What you are asked to do
Copy out each line featuring the string "Speed" from the entries beneath.

────

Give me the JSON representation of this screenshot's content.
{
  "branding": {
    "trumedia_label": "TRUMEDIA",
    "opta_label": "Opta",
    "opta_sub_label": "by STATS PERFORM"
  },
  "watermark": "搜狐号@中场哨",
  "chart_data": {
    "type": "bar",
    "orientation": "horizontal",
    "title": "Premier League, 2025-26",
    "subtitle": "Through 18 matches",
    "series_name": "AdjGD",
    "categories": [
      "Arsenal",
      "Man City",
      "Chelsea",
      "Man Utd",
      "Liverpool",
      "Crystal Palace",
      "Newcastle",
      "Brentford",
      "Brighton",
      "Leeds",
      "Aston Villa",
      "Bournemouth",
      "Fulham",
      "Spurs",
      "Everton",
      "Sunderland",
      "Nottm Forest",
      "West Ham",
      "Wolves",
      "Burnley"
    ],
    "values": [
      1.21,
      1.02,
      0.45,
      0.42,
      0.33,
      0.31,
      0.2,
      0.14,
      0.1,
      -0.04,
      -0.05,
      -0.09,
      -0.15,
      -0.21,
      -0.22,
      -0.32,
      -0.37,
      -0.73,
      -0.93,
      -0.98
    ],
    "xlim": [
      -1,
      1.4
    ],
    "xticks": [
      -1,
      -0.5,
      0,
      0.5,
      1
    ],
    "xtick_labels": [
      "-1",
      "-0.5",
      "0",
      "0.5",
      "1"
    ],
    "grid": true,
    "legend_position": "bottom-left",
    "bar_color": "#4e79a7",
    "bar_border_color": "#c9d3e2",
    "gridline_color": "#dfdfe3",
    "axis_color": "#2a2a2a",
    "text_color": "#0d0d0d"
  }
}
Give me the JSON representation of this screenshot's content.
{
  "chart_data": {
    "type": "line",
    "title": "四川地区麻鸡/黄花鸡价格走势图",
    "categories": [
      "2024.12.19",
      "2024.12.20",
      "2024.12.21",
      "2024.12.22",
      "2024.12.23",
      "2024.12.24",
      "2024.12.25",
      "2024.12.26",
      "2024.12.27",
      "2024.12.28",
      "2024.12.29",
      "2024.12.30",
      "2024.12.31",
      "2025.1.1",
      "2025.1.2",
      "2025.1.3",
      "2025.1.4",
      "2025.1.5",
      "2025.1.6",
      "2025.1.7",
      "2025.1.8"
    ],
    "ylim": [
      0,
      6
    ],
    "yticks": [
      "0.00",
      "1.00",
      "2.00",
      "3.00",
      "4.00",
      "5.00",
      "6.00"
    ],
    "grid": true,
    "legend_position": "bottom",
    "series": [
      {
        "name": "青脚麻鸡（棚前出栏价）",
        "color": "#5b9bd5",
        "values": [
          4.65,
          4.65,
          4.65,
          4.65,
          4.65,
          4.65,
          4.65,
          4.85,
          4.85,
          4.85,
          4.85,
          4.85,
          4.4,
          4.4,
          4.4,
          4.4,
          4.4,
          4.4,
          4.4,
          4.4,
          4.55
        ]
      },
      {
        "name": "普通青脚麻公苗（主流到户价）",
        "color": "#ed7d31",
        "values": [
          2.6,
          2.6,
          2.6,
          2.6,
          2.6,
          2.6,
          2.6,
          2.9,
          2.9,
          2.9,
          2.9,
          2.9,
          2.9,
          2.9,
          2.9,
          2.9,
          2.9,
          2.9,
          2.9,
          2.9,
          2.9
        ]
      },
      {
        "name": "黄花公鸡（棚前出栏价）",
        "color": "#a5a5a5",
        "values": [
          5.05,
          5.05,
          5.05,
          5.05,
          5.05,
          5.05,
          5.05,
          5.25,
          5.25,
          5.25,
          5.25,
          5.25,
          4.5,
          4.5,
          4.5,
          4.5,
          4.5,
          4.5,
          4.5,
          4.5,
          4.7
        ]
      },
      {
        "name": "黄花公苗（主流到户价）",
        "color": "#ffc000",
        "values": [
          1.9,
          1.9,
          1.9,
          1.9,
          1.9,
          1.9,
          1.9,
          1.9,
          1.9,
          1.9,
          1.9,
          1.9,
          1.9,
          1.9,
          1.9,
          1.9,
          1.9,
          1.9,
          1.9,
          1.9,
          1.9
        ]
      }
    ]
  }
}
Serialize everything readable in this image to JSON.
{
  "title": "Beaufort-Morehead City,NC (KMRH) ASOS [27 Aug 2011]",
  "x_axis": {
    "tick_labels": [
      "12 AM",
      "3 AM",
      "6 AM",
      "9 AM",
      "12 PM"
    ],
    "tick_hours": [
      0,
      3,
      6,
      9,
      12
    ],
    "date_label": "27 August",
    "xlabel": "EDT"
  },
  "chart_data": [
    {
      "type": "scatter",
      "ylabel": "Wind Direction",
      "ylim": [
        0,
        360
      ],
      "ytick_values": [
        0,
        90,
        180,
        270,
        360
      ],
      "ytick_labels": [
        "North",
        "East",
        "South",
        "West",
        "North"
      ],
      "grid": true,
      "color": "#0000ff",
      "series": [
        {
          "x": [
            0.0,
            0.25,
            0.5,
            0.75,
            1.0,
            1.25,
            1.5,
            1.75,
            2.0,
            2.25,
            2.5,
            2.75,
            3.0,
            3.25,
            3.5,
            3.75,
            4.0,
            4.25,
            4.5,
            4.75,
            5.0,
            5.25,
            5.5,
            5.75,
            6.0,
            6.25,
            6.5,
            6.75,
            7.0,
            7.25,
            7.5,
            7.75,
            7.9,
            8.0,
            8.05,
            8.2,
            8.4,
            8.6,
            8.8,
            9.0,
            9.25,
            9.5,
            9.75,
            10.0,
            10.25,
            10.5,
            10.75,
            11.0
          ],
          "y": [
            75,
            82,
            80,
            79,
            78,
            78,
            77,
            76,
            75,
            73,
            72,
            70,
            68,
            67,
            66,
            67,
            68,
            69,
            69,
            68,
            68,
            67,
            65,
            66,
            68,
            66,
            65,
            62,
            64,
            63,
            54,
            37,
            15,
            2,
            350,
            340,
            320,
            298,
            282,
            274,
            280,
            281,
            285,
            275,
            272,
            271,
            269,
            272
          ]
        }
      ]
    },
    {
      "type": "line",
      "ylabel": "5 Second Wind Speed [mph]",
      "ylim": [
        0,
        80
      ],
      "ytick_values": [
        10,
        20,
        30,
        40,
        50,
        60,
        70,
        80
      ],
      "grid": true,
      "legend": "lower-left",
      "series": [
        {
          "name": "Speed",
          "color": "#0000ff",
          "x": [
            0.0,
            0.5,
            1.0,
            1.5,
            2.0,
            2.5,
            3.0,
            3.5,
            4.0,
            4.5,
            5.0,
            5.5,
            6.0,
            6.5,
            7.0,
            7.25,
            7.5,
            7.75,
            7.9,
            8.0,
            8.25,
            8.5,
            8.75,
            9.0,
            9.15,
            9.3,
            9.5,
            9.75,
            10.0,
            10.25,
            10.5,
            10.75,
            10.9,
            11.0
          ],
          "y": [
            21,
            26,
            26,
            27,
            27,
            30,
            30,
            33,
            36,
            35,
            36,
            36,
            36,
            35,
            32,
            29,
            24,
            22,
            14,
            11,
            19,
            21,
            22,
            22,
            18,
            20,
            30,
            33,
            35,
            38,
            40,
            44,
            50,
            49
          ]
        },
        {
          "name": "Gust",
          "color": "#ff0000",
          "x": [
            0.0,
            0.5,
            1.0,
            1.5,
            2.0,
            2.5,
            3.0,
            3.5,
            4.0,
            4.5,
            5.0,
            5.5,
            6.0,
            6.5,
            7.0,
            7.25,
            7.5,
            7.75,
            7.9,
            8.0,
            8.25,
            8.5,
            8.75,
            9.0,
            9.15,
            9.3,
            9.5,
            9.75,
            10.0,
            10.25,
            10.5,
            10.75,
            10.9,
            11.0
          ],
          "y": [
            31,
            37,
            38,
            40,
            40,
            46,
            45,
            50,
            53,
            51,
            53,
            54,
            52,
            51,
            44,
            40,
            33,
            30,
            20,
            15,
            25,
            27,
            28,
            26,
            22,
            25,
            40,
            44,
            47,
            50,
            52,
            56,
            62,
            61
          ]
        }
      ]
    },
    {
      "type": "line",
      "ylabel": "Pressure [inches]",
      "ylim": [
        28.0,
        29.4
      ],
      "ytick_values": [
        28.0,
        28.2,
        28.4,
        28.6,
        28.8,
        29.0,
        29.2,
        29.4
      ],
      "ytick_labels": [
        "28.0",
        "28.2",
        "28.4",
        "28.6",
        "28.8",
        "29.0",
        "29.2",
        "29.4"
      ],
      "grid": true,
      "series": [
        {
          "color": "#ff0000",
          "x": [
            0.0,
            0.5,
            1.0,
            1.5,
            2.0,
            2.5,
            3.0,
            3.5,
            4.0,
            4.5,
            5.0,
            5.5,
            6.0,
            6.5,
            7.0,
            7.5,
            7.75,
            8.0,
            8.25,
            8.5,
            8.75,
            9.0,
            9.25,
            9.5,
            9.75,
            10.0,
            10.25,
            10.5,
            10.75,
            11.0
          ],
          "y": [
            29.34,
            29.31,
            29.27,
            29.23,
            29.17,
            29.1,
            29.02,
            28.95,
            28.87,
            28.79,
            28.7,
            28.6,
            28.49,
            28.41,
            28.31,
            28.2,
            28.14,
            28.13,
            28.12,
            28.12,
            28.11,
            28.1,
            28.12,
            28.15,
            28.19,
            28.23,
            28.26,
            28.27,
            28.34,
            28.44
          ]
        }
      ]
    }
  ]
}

────

Worked answer
      "ylabel": "5 Second Wind Speed [mph]",
          "name": "Speed",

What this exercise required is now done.